Reproduce the listing word for word. Skip any image.

---------------

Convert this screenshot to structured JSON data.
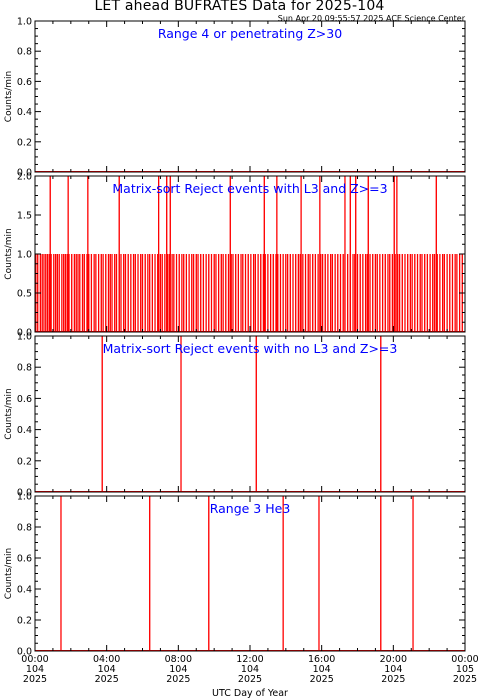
{
  "page": {
    "title": "LET ahead BUFRATES Data for 2025-104",
    "subtitle": "Sun Apr 20 09:55:57 2025 ACE Science Center"
  },
  "colors": {
    "trace": "#ff0000",
    "label": "#0000ff",
    "axis": "#000000"
  },
  "chart_data": [
    {
      "type": "line",
      "title": "Range 4 or  penetrating Z>30",
      "ylabel": "Counts/min",
      "ylim": [
        0,
        1
      ],
      "yticks": [
        "0.0",
        "0.2",
        "0.4",
        "0.6",
        "0.8",
        "1.0"
      ],
      "xlim": [
        0,
        24
      ],
      "x": [],
      "y": []
    },
    {
      "type": "line",
      "title": "Matrix-sort Reject events with L3 and Z>=3",
      "ylabel": "Counts/min",
      "ylim": [
        0,
        2
      ],
      "yticks": [
        "0.0",
        "0.5",
        "1.0",
        "1.5",
        "2.0"
      ],
      "xlim": [
        0,
        24
      ],
      "dense_ones": [
        0.05,
        0.15,
        0.3,
        0.4,
        0.5,
        0.6,
        0.7,
        0.8,
        0.9,
        1.05,
        1.15,
        1.25,
        1.35,
        1.5,
        1.6,
        1.7,
        1.8,
        1.9,
        2.05,
        2.2,
        2.3,
        2.4,
        2.5,
        2.65,
        2.75,
        2.9,
        3.0,
        3.15,
        3.3,
        3.4,
        3.55,
        3.7,
        3.8,
        3.95,
        4.1,
        4.2,
        4.3,
        4.45,
        4.55,
        4.7,
        4.8,
        4.95,
        5.05,
        5.2,
        5.35,
        5.5,
        5.6,
        5.75,
        5.9,
        6.0,
        6.15,
        6.3,
        6.4,
        6.55,
        6.7,
        6.85,
        7.0,
        7.1,
        7.25,
        7.4,
        7.5,
        7.65,
        7.75,
        7.9,
        8.05,
        8.2,
        8.3,
        8.45,
        8.6,
        8.75,
        8.85,
        9.0,
        9.1,
        9.25,
        9.4,
        9.55,
        9.7,
        9.85,
        10.0,
        10.1,
        10.25,
        10.4,
        10.5,
        10.65,
        10.8,
        10.95,
        11.05,
        11.2,
        11.35,
        11.5,
        11.6,
        11.75,
        11.9,
        12.05,
        12.2,
        12.3,
        12.45,
        12.6,
        12.75,
        12.85,
        13.0,
        13.15,
        13.3,
        13.45,
        13.55,
        13.7,
        13.85,
        14.0,
        14.1,
        14.25,
        14.4,
        14.55,
        14.7,
        14.8,
        14.95,
        15.1,
        15.25,
        15.35,
        15.5,
        15.65,
        15.8,
        15.95,
        16.05,
        16.2,
        16.35,
        16.5,
        16.6,
        16.75,
        16.9,
        17.05,
        17.2,
        17.3,
        17.45,
        17.6,
        17.75,
        17.85,
        18.0,
        18.15,
        18.3,
        18.45,
        18.55,
        18.7,
        18.85,
        19.0,
        19.1,
        19.25,
        19.4,
        19.55,
        19.7,
        19.8,
        19.95,
        20.1,
        20.25,
        20.35,
        20.5,
        20.65,
        20.8,
        20.95,
        21.05,
        21.2,
        21.35,
        21.5,
        21.6,
        21.75,
        21.9,
        22.05,
        22.2,
        22.3,
        22.45,
        22.6,
        22.75,
        22.85,
        23.0,
        23.15,
        23.3,
        23.45,
        23.55,
        23.7,
        23.85
      ],
      "twos": [
        0.85,
        1.85,
        2.95,
        4.7,
        6.9,
        7.35,
        7.55,
        10.9,
        12.8,
        13.5,
        14.85,
        15.9,
        17.3,
        17.6,
        17.9,
        18.6,
        20.05,
        20.2,
        22.4
      ]
    },
    {
      "type": "line",
      "title": "Matrix-sort Reject events with no L3 and Z>=3",
      "ylabel": "Counts/min",
      "ylim": [
        0,
        1
      ],
      "yticks": [
        "0.0",
        "0.2",
        "0.4",
        "0.6",
        "0.8",
        "1.0"
      ],
      "xlim": [
        0,
        24
      ],
      "ones": [
        3.75,
        8.15,
        12.35,
        19.3
      ]
    },
    {
      "type": "line",
      "title": "Range 3 He3",
      "ylabel": "Counts/min",
      "ylim": [
        0,
        1
      ],
      "yticks": [
        "0.0",
        "0.2",
        "0.4",
        "0.6",
        "0.8",
        "1.0"
      ],
      "xlim": [
        0,
        24
      ],
      "ones": [
        1.45,
        6.4,
        9.7,
        13.85,
        15.85,
        19.3,
        21.1
      ]
    }
  ],
  "xaxis": {
    "label": "UTC Day of Year",
    "ticks": [
      {
        "x": 0,
        "time": "00:00",
        "doy": "104",
        "year": "2025"
      },
      {
        "x": 4,
        "time": "04:00",
        "doy": "104",
        "year": "2025"
      },
      {
        "x": 8,
        "time": "08:00",
        "doy": "104",
        "year": "2025"
      },
      {
        "x": 12,
        "time": "12:00",
        "doy": "104",
        "year": "2025"
      },
      {
        "x": 16,
        "time": "16:00",
        "doy": "104",
        "year": "2025"
      },
      {
        "x": 20,
        "time": "20:00",
        "doy": "104",
        "year": "2025"
      },
      {
        "x": 24,
        "time": "00:00",
        "doy": "105",
        "year": "2025"
      }
    ]
  }
}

---------------

### Task answer
Convert this screenshot to structured JSON data.
{
  "page": {
    "title": "LET ahead BUFRATES Data for 2025-104",
    "subtitle": "Sun Apr 20 09:55:57 2025 ACE Science Center"
  },
  "colors": {
    "trace": "#ff0000",
    "label": "#0000ff",
    "axis": "#000000"
  },
  "chart_data": [
    {
      "type": "line",
      "title": "Range 4 or  penetrating Z>30",
      "ylabel": "Counts/min",
      "ylim": [
        0,
        1
      ],
      "yticks": [
        "0.0",
        "0.2",
        "0.4",
        "0.6",
        "0.8",
        "1.0"
      ],
      "xlim": [
        0,
        24
      ],
      "x": [],
      "y": []
    },
    {
      "type": "line",
      "title": "Matrix-sort Reject events with L3 and Z>=3",
      "ylabel": "Counts/min",
      "ylim": [
        0,
        2
      ],
      "yticks": [
        "0.0",
        "0.5",
        "1.0",
        "1.5",
        "2.0"
      ],
      "xlim": [
        0,
        24
      ],
      "dense_ones": [
        0.05,
        0.15,
        0.3,
        0.4,
        0.5,
        0.6,
        0.7,
        0.8,
        0.9,
        1.05,
        1.15,
        1.25,
        1.35,
        1.5,
        1.6,
        1.7,
        1.8,
        1.9,
        2.05,
        2.2,
        2.3,
        2.4,
        2.5,
        2.65,
        2.75,
        2.9,
        3.0,
        3.15,
        3.3,
        3.4,
        3.55,
        3.7,
        3.8,
        3.95,
        4.1,
        4.2,
        4.3,
        4.45,
        4.55,
        4.7,
        4.8,
        4.95,
        5.05,
        5.2,
        5.35,
        5.5,
        5.6,
        5.75,
        5.9,
        6.0,
        6.15,
        6.3,
        6.4,
        6.55,
        6.7,
        6.85,
        7.0,
        7.1,
        7.25,
        7.4,
        7.5,
        7.65,
        7.75,
        7.9,
        8.05,
        8.2,
        8.3,
        8.45,
        8.6,
        8.75,
        8.85,
        9.0,
        9.1,
        9.25,
        9.4,
        9.55,
        9.7,
        9.85,
        10.0,
        10.1,
        10.25,
        10.4,
        10.5,
        10.65,
        10.8,
        10.95,
        11.05,
        11.2,
        11.35,
        11.5,
        11.6,
        11.75,
        11.9,
        12.05,
        12.2,
        12.3,
        12.45,
        12.6,
        12.75,
        12.85,
        13.0,
        13.15,
        13.3,
        13.45,
        13.55,
        13.7,
        13.85,
        14.0,
        14.1,
        14.25,
        14.4,
        14.55,
        14.7,
        14.8,
        14.95,
        15.1,
        15.25,
        15.35,
        15.5,
        15.65,
        15.8,
        15.95,
        16.05,
        16.2,
        16.35,
        16.5,
        16.6,
        16.75,
        16.9,
        17.05,
        17.2,
        17.3,
        17.45,
        17.6,
        17.75,
        17.85,
        18.0,
        18.15,
        18.3,
        18.45,
        18.55,
        18.7,
        18.85,
        19.0,
        19.1,
        19.25,
        19.4,
        19.55,
        19.7,
        19.8,
        19.95,
        20.1,
        20.25,
        20.35,
        20.5,
        20.65,
        20.8,
        20.95,
        21.05,
        21.2,
        21.35,
        21.5,
        21.6,
        21.75,
        21.9,
        22.05,
        22.2,
        22.3,
        22.45,
        22.6,
        22.75,
        22.85,
        23.0,
        23.15,
        23.3,
        23.45,
        23.55,
        23.7,
        23.85
      ],
      "twos": [
        0.85,
        1.85,
        2.95,
        4.7,
        6.9,
        7.35,
        7.55,
        10.9,
        12.8,
        13.5,
        14.85,
        15.9,
        17.3,
        17.6,
        17.9,
        18.6,
        20.05,
        20.2,
        22.4
      ]
    },
    {
      "type": "line",
      "title": "Matrix-sort Reject events with no L3 and Z>=3",
      "ylabel": "Counts/min",
      "ylim": [
        0,
        1
      ],
      "yticks": [
        "0.0",
        "0.2",
        "0.4",
        "0.6",
        "0.8",
        "1.0"
      ],
      "xlim": [
        0,
        24
      ],
      "ones": [
        3.75,
        8.15,
        12.35,
        19.3
      ]
    },
    {
      "type": "line",
      "title": "Range 3 He3",
      "ylabel": "Counts/min",
      "ylim": [
        0,
        1
      ],
      "yticks": [
        "0.0",
        "0.2",
        "0.4",
        "0.6",
        "0.8",
        "1.0"
      ],
      "xlim": [
        0,
        24
      ],
      "ones": [
        1.45,
        6.4,
        9.7,
        13.85,
        15.85,
        19.3,
        21.1
      ]
    }
  ],
  "xaxis": {
    "label": "UTC Day of Year",
    "ticks": [
      {
        "x": 0,
        "time": "00:00",
        "doy": "104",
        "year": "2025"
      },
      {
        "x": 4,
        "time": "04:00",
        "doy": "104",
        "year": "2025"
      },
      {
        "x": 8,
        "time": "08:00",
        "doy": "104",
        "year": "2025"
      },
      {
        "x": 12,
        "time": "12:00",
        "doy": "104",
        "year": "2025"
      },
      {
        "x": 16,
        "time": "16:00",
        "doy": "104",
        "year": "2025"
      },
      {
        "x": 20,
        "time": "20:00",
        "doy": "104",
        "year": "2025"
      },
      {
        "x": 24,
        "time": "00:00",
        "doy": "105",
        "year": "2025"
      }
    ]
  }
}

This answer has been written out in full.